BRIEF: Transcribe the records that follow in their entirety, omitting any pictures.

THE RECORDS:
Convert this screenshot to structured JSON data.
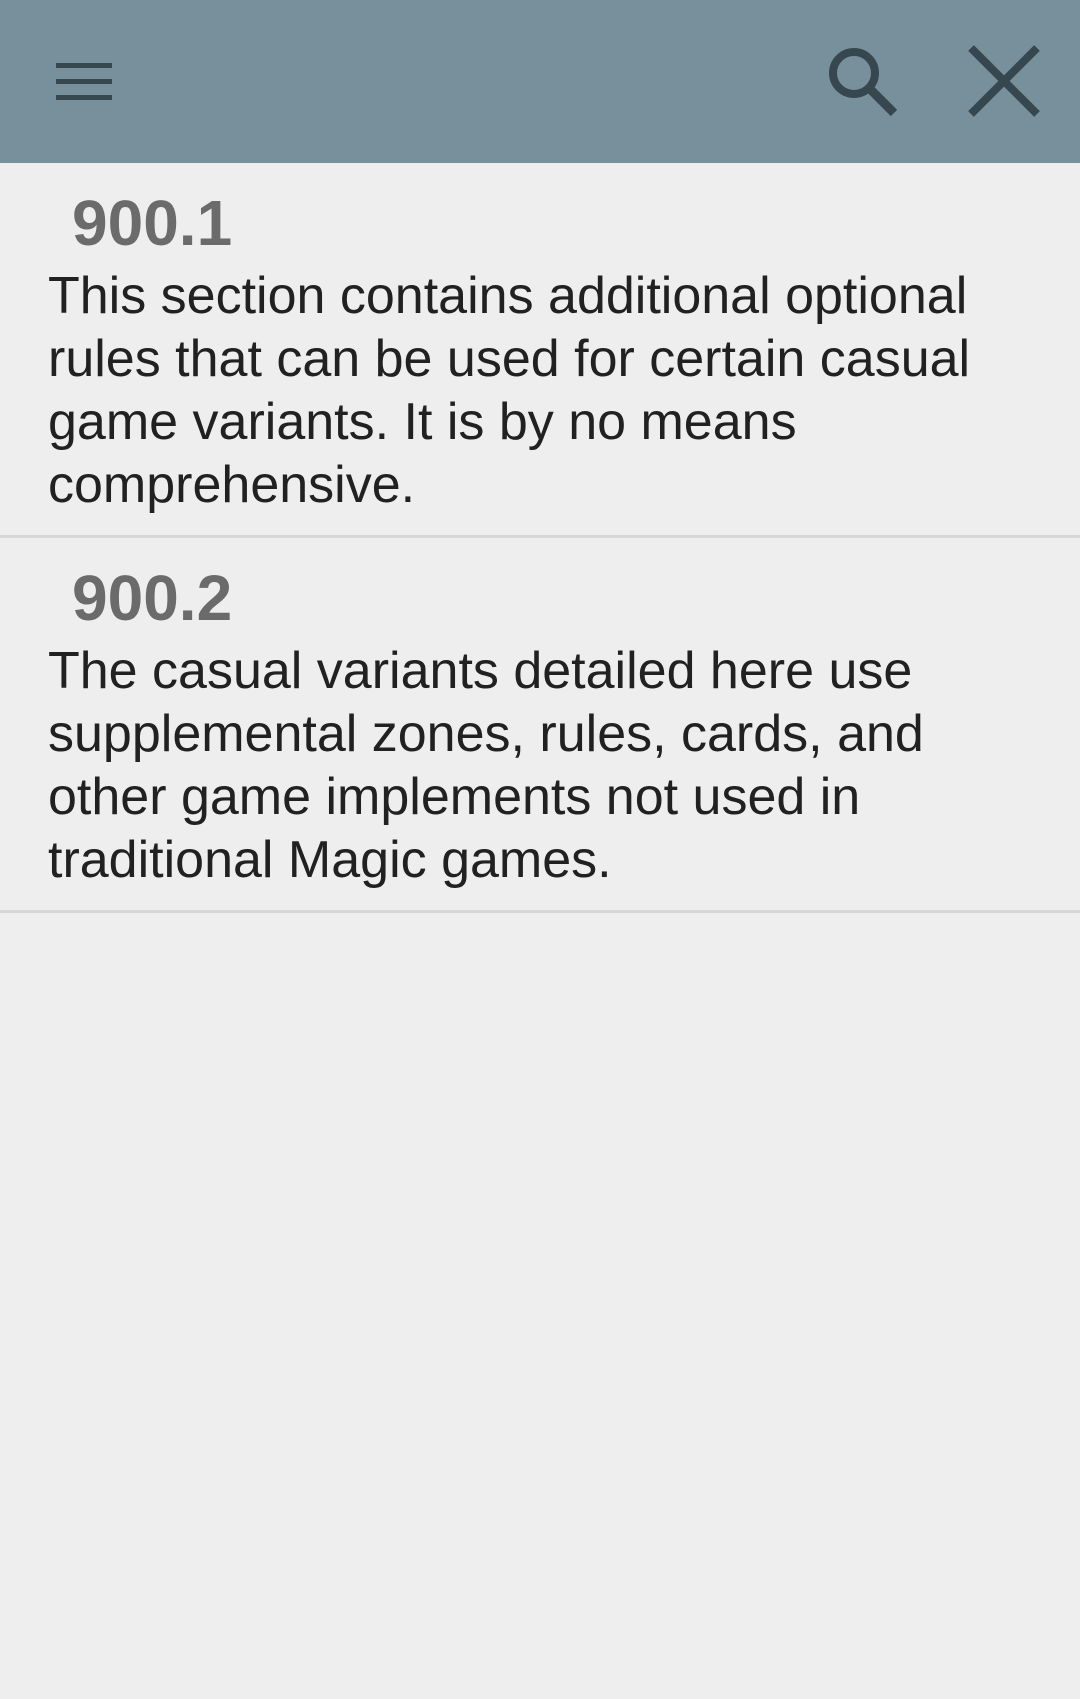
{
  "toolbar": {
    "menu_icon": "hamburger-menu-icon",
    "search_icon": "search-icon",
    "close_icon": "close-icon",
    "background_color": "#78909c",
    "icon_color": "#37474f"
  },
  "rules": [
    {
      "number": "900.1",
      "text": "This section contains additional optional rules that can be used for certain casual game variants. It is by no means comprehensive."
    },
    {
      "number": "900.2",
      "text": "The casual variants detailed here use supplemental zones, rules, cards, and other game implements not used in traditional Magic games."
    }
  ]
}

SOLUTION TO THIS PROBLEM:
Convert this screenshot to structured JSON data.
{
  "toolbar": {
    "menu_icon": "hamburger-menu-icon",
    "search_icon": "search-icon",
    "close_icon": "close-icon",
    "background_color": "#78909c",
    "icon_color": "#37474f"
  },
  "rules": [
    {
      "number": "900.1",
      "text": "This section contains additional optional rules that can be used for certain casual game variants. It is by no means comprehensive."
    },
    {
      "number": "900.2",
      "text": "The casual variants detailed here use supplemental zones, rules, cards, and other game implements not used in traditional Magic games."
    }
  ]
}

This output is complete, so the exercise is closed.